Set problem | Wherever the word "kind" turns up in a line of the entries, copy that line.

Material for this exercise |
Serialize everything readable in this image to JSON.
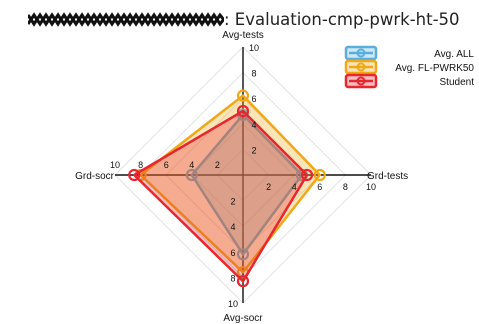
{
  "title": {
    "redacted_prefix": "XXXXXXXXXXXXXXXXXXX",
    "text": ": Evaluation-cmp-pwrk-ht-50"
  },
  "chart_data": {
    "type": "radar",
    "axes": [
      {
        "key": "avg_tests",
        "label": "Avg-tests"
      },
      {
        "key": "grd_tests",
        "label": "Grd-tests"
      },
      {
        "key": "avg_socr",
        "label": "Avg-socr"
      },
      {
        "key": "grd_socr",
        "label": "Grd-socr"
      }
    ],
    "range": [
      0,
      10
    ],
    "ticks": [
      2,
      4,
      6,
      8,
      10
    ],
    "grid": true,
    "legend_position": "top-right",
    "series": [
      {
        "name": "Avg. ALL",
        "values": [
          4.7,
          4.6,
          6.2,
          4.0
        ],
        "color": "#5aaedd"
      },
      {
        "name": "Avg. FL-PWRK50",
        "values": [
          6.2,
          6.0,
          7.6,
          8.0
        ],
        "color": "#f0a818"
      },
      {
        "name": "Student",
        "values": [
          5.0,
          5.0,
          8.3,
          8.5
        ],
        "color": "#e8262e"
      }
    ]
  }
}
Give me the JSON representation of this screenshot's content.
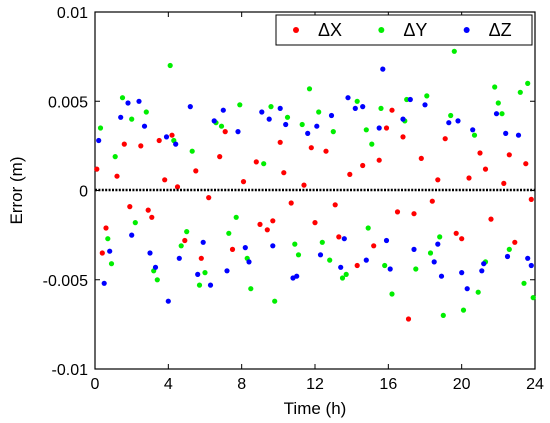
{
  "chart_data": {
    "type": "scatter",
    "xlabel": "Time (h)",
    "ylabel": "Error (m)",
    "xlim": [
      0,
      24
    ],
    "ylim": [
      -0.01,
      0.01
    ],
    "x_ticks": [
      0,
      4,
      8,
      12,
      16,
      20,
      24
    ],
    "x_tick_labels": [
      "0",
      "4",
      "8",
      "12",
      "16",
      "20",
      "24"
    ],
    "y_ticks": [
      -0.01,
      -0.005,
      0,
      0.005,
      0.01
    ],
    "y_tick_labels": [
      "-0.01",
      "-0.005",
      "0",
      "0.005",
      "0.01"
    ],
    "grid": false,
    "legend_position": "top-right",
    "series": [
      {
        "name": "ΔX",
        "color": "#ff0000",
        "x": [
          0.1,
          0.6,
          1.2,
          1.9,
          2.5,
          3.1,
          3.8,
          4.2,
          4.9,
          5.5,
          6.2,
          6.8,
          7.5,
          8.1,
          8.8,
          9.4,
          10.1,
          10.7,
          11.4,
          12.0,
          12.6,
          13.3,
          13.9,
          14.6,
          15.2,
          15.9,
          16.5,
          17.1,
          17.8,
          18.4,
          19.1,
          19.7,
          20.4,
          21.0,
          21.6,
          22.3,
          22.9,
          23.5,
          0.4,
          1.6,
          2.9,
          4.5,
          5.8,
          7.1,
          9.0,
          10.3,
          11.8,
          13.1,
          14.3,
          15.5,
          16.8,
          17.4,
          18.7,
          20.0,
          21.3,
          22.6,
          23.8,
          3.5,
          9.7,
          16.2
        ],
        "y": [
          0.0012,
          -0.0021,
          0.0008,
          -0.0009,
          0.0025,
          -0.0015,
          0.0006,
          0.0031,
          -0.0028,
          0.0011,
          -0.0004,
          0.0019,
          -0.0033,
          0.0005,
          0.0016,
          -0.0022,
          0.0027,
          -0.0007,
          0.0003,
          -0.0018,
          0.0022,
          -0.0026,
          0.0009,
          0.0014,
          -0.0031,
          0.0035,
          -0.0012,
          -0.0072,
          0.0018,
          -0.0006,
          0.0029,
          -0.0024,
          0.0007,
          0.0021,
          -0.0016,
          0.0004,
          -0.0029,
          0.0015,
          -0.0035,
          0.0026,
          -0.0011,
          0.0002,
          -0.0038,
          0.0033,
          -0.0019,
          0.001,
          0.0024,
          -0.0008,
          -0.0042,
          0.0017,
          0.003,
          -0.0013,
          0.0006,
          -0.0027,
          0.0012,
          0.002,
          -0.0005,
          0.0028,
          -0.0017,
          0.0045
        ]
      },
      {
        "name": "ΔY",
        "color": "#00ee00",
        "x": [
          0.3,
          0.9,
          1.5,
          2.2,
          2.8,
          3.4,
          4.1,
          4.7,
          5.3,
          6.0,
          6.6,
          7.3,
          7.9,
          8.5,
          9.2,
          9.8,
          10.5,
          11.1,
          11.7,
          12.4,
          13.0,
          13.7,
          14.3,
          14.9,
          15.6,
          16.2,
          16.9,
          17.5,
          18.1,
          18.8,
          19.4,
          20.1,
          20.7,
          21.3,
          22.0,
          22.6,
          23.2,
          23.9,
          0.7,
          2.0,
          3.2,
          4.3,
          5.7,
          6.9,
          8.3,
          9.6,
          10.9,
          12.2,
          13.5,
          14.8,
          15.8,
          17.0,
          18.3,
          19.6,
          20.9,
          22.2,
          23.4,
          1.1,
          7.7,
          19.0,
          21.8,
          23.6,
          11.3,
          15.1,
          5.0,
          12.8
        ],
        "y": [
          0.0035,
          -0.0041,
          0.0052,
          -0.0018,
          0.0044,
          -0.005,
          0.007,
          -0.0031,
          0.0022,
          -0.0046,
          0.0038,
          -0.0024,
          0.0048,
          -0.0055,
          0.0015,
          -0.0062,
          0.0041,
          -0.0036,
          0.0057,
          -0.0029,
          0.0033,
          -0.0047,
          0.005,
          -0.0021,
          0.0046,
          -0.0058,
          0.0039,
          -0.0044,
          0.0053,
          -0.0026,
          0.0042,
          -0.0067,
          0.0031,
          -0.004,
          0.0049,
          -0.0033,
          0.0055,
          -0.006,
          -0.0027,
          0.004,
          -0.0045,
          0.0028,
          -0.0053,
          0.0036,
          -0.0038,
          0.0047,
          -0.003,
          0.0044,
          -0.0049,
          0.0034,
          -0.0042,
          0.0051,
          -0.0035,
          0.0078,
          -0.0057,
          0.0043,
          -0.0052,
          0.0019,
          -0.0015,
          -0.007,
          0.0058,
          0.006,
          0.0037,
          0.0026,
          -0.0023,
          -0.0039
        ]
      },
      {
        "name": "ΔZ",
        "color": "#0000ff",
        "x": [
          0.2,
          0.8,
          1.4,
          2.0,
          2.7,
          3.3,
          3.9,
          4.6,
          5.2,
          5.9,
          6.5,
          7.2,
          7.8,
          8.4,
          9.1,
          9.7,
          10.4,
          11.0,
          11.6,
          12.3,
          12.9,
          13.6,
          14.2,
          14.8,
          15.5,
          16.1,
          16.8,
          17.4,
          18.0,
          18.7,
          19.3,
          20.0,
          20.6,
          21.2,
          21.9,
          22.5,
          23.1,
          23.8,
          0.5,
          1.8,
          3.0,
          4.4,
          5.6,
          7.0,
          8.2,
          9.5,
          10.8,
          12.1,
          13.4,
          14.6,
          15.9,
          17.2,
          18.5,
          19.8,
          21.1,
          22.4,
          23.6,
          2.4,
          6.3,
          10.1,
          15.7,
          18.9,
          4.0,
          13.8,
          20.3
        ],
        "y": [
          0.0028,
          -0.0034,
          0.0041,
          -0.0025,
          0.0036,
          -0.0043,
          0.003,
          -0.0038,
          0.0047,
          -0.0029,
          0.0039,
          -0.0045,
          0.0033,
          -0.004,
          0.0044,
          -0.0031,
          0.0037,
          -0.0048,
          0.0032,
          -0.0036,
          0.0042,
          -0.0027,
          0.0046,
          -0.0039,
          0.0035,
          -0.0044,
          0.004,
          -0.0033,
          0.0048,
          -0.003,
          0.0038,
          -0.0046,
          0.0034,
          -0.0041,
          0.0043,
          -0.0037,
          0.0031,
          -0.0042,
          -0.0052,
          0.0049,
          -0.0035,
          0.0026,
          -0.0047,
          0.0045,
          -0.0032,
          0.004,
          -0.0049,
          0.0036,
          -0.0043,
          0.0047,
          -0.0028,
          0.0051,
          -0.004,
          0.0039,
          -0.0045,
          0.0032,
          -0.0038,
          0.005,
          -0.0053,
          0.0046,
          0.0068,
          -0.0048,
          -0.0062,
          0.0052,
          -0.0055
        ]
      }
    ]
  }
}
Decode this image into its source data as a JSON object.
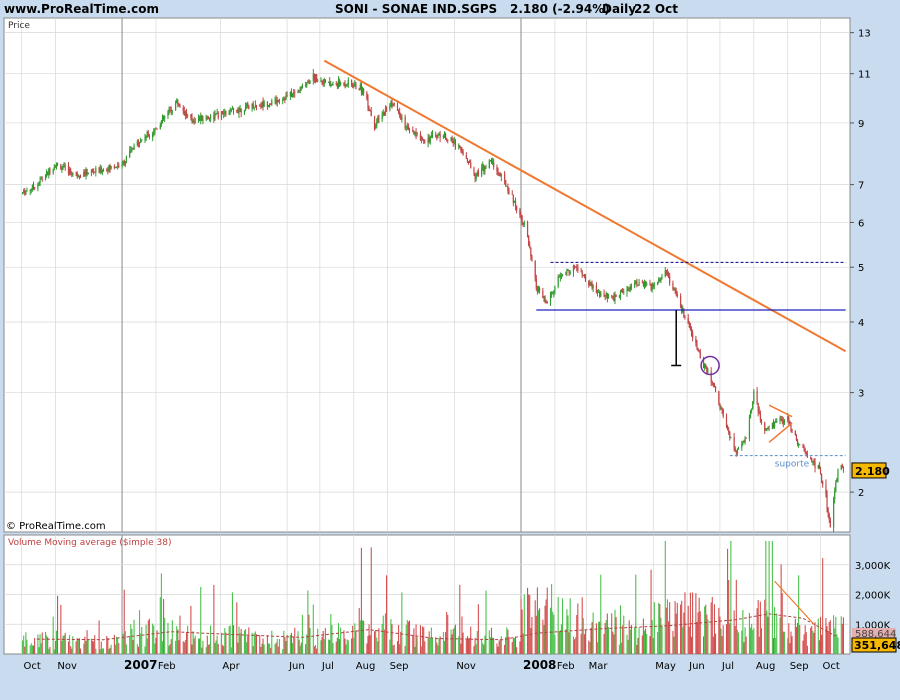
{
  "header": {
    "site": "www.ProRealTime.com",
    "instrument": "SONI - SONAE IND.SGPS",
    "quote": "2.180 (-2.94%)",
    "period": "Daily",
    "date": "22 Oct"
  },
  "chart_data": [
    {
      "type": "candlestick",
      "title": "SONI - SONAE IND.SGPS",
      "panel_label": "Price",
      "watermark": "© ProRealTime.com",
      "y_scale": "log",
      "ylim": [
        1.7,
        13.8
      ],
      "y_ticks": [
        2,
        3,
        4,
        5,
        6,
        7,
        9,
        11,
        13
      ],
      "last_price": 2.18,
      "last_price_label": "2.180",
      "grid": true,
      "x_ticks": [
        "Oct",
        "Nov",
        "2007",
        "Feb",
        "Apr",
        "Jun",
        "Jul",
        "Aug",
        "Sep",
        "Nov",
        "2008",
        "Feb",
        "Mar",
        "May",
        "Jun",
        "Jul",
        "Aug",
        "Sep",
        "Oct"
      ],
      "series": [
        {
          "name": "Price (approx. close)",
          "values": [
            [
              "2006-10-01",
              6.75
            ],
            [
              "2006-10-15",
              7.0
            ],
            [
              "2006-11-01",
              7.6
            ],
            [
              "2006-11-20",
              7.3
            ],
            [
              "2006-12-10",
              7.4
            ],
            [
              "2007-01-01",
              7.6
            ],
            [
              "2007-01-15",
              8.3
            ],
            [
              "2007-02-01",
              8.8
            ],
            [
              "2007-02-20",
              9.8
            ],
            [
              "2007-03-05",
              9.1
            ],
            [
              "2007-04-01",
              9.3
            ],
            [
              "2007-04-25",
              9.6
            ],
            [
              "2007-05-20",
              9.8
            ],
            [
              "2007-06-10",
              10.2
            ],
            [
              "2007-06-25",
              10.9
            ],
            [
              "2007-07-10",
              10.5
            ],
            [
              "2007-07-25",
              10.6
            ],
            [
              "2007-08-10",
              10.3
            ],
            [
              "2007-08-20",
              8.9
            ],
            [
              "2007-09-05",
              9.8
            ],
            [
              "2007-09-20",
              8.7
            ],
            [
              "2007-10-05",
              8.4
            ],
            [
              "2007-10-20",
              8.6
            ],
            [
              "2007-11-05",
              8.2
            ],
            [
              "2007-11-20",
              7.3
            ],
            [
              "2007-12-05",
              7.7
            ],
            [
              "2007-12-20",
              6.9
            ],
            [
              "2008-01-05",
              5.9
            ],
            [
              "2008-01-15",
              4.6
            ],
            [
              "2008-01-25",
              4.3
            ],
            [
              "2008-02-05",
              4.8
            ],
            [
              "2008-02-20",
              5.0
            ],
            [
              "2008-03-10",
              4.5
            ],
            [
              "2008-03-25",
              4.4
            ],
            [
              "2008-04-15",
              4.7
            ],
            [
              "2008-05-01",
              4.6
            ],
            [
              "2008-05-12",
              4.95
            ],
            [
              "2008-05-25",
              4.3
            ],
            [
              "2008-06-05",
              3.8
            ],
            [
              "2008-06-15",
              3.4
            ],
            [
              "2008-06-25",
              3.1
            ],
            [
              "2008-07-05",
              2.7
            ],
            [
              "2008-07-15",
              2.35
            ],
            [
              "2008-07-25",
              2.5
            ],
            [
              "2008-08-01",
              3.0
            ],
            [
              "2008-08-10",
              2.55
            ],
            [
              "2008-08-20",
              2.65
            ],
            [
              "2008-09-01",
              2.7
            ],
            [
              "2008-09-10",
              2.45
            ],
            [
              "2008-09-20",
              2.3
            ],
            [
              "2008-09-30",
              2.2
            ],
            [
              "2008-10-06",
              1.95
            ],
            [
              "2008-10-10",
              1.75
            ],
            [
              "2008-10-14",
              2.0
            ],
            [
              "2008-10-18",
              2.25
            ],
            [
              "2008-10-22",
              2.18
            ]
          ]
        }
      ],
      "annotations": [
        {
          "kind": "trendline",
          "color": "#f07830",
          "from": [
            "2007-07-05",
            11.6
          ],
          "to": [
            "2008-10-24",
            3.55
          ]
        },
        {
          "kind": "hline",
          "color": "#2020c0",
          "y": 4.2,
          "from": "2008-01-15",
          "to": "2008-10-24"
        },
        {
          "kind": "dashed_hline",
          "color": "#000080",
          "y": 5.1,
          "from": "2008-01-28",
          "to": "2008-10-24"
        },
        {
          "kind": "dashed_hline",
          "color": "#5b8fc9",
          "y": 2.32,
          "from": "2008-07-10",
          "to": "2008-10-24",
          "label": "suporte"
        },
        {
          "kind": "vmarker",
          "color": "#000000",
          "x": "2008-05-22",
          "y_from": 4.2,
          "y_to": 3.35
        },
        {
          "kind": "circle",
          "color": "#7030a0",
          "x": "2008-06-22",
          "y": 3.35
        },
        {
          "kind": "triangle_upper",
          "color": "#f07830",
          "from": [
            "2008-08-15",
            2.85
          ],
          "to": [
            "2008-09-05",
            2.72
          ]
        },
        {
          "kind": "triangle_lower",
          "color": "#f07830",
          "from": [
            "2008-08-15",
            2.45
          ],
          "to": [
            "2008-09-05",
            2.65
          ]
        }
      ]
    },
    {
      "type": "bar",
      "title": "Volume Moving average ($imple 38)",
      "ylim": [
        0,
        4000000
      ],
      "y_ticks": [
        1000000,
        2000000,
        3000000
      ],
      "y_tick_labels": [
        "1,000K",
        "2,000K",
        "3,000K"
      ],
      "last_volume_label": "351,648",
      "ma_label": "588,644",
      "series": [
        {
          "name": "Volume (approx. by month)",
          "values": [
            [
              "2006-10",
              500000
            ],
            [
              "2006-11",
              550000
            ],
            [
              "2006-12",
              450000
            ],
            [
              "2007-01",
              800000
            ],
            [
              "2007-02",
              900000
            ],
            [
              "2007-03",
              650000
            ],
            [
              "2007-04",
              700000
            ],
            [
              "2007-05",
              550000
            ],
            [
              "2007-06",
              600000
            ],
            [
              "2007-07",
              700000
            ],
            [
              "2007-08",
              1100000
            ],
            [
              "2007-09",
              800000
            ],
            [
              "2007-10",
              650000
            ],
            [
              "2007-11",
              700000
            ],
            [
              "2007-12",
              600000
            ],
            [
              "2008-01",
              1600000
            ],
            [
              "2008-02",
              1300000
            ],
            [
              "2008-03",
              1000000
            ],
            [
              "2008-04",
              900000
            ],
            [
              "2008-05",
              1500000
            ],
            [
              "2008-06",
              1400000
            ],
            [
              "2008-07",
              1200000
            ],
            [
              "2008-08",
              1400000
            ],
            [
              "2008-09",
              800000
            ],
            [
              "2008-10",
              900000
            ]
          ]
        },
        {
          "name": "Volume MA",
          "values": [
            [
              "2006-10",
              500000
            ],
            [
              "2006-12",
              480000
            ],
            [
              "2007-02",
              750000
            ],
            [
              "2007-04",
              650000
            ],
            [
              "2007-06",
              560000
            ],
            [
              "2007-08",
              820000
            ],
            [
              "2007-10",
              520000
            ],
            [
              "2007-12",
              480000
            ],
            [
              "2008-01",
              700000
            ],
            [
              "2008-03",
              850000
            ],
            [
              "2008-05",
              950000
            ],
            [
              "2008-07",
              1150000
            ],
            [
              "2008-08",
              1350000
            ],
            [
              "2008-09",
              1200000
            ],
            [
              "2008-10",
              600000
            ]
          ]
        }
      ]
    }
  ],
  "colors": {
    "background": "#c9dcef",
    "panel": "#ffffff",
    "grid": "#d7d7d7",
    "up_candle": "#2e9d2e",
    "down_candle": "#c24444",
    "volume_up": "#4cc04c",
    "volume_down": "#d45050",
    "volume_ma": "#b04040",
    "price_badge": "#f6b800"
  }
}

Result of the task |
          "kind": "trendline",
          "kind": "hline",
          "kind": "dashed_hline",
          "kind": "dashed_hline",
          "kind": "vmarker",
          "kind": "circle",
          "kind": "triangle_upper",
          "kind": "triangle_lower",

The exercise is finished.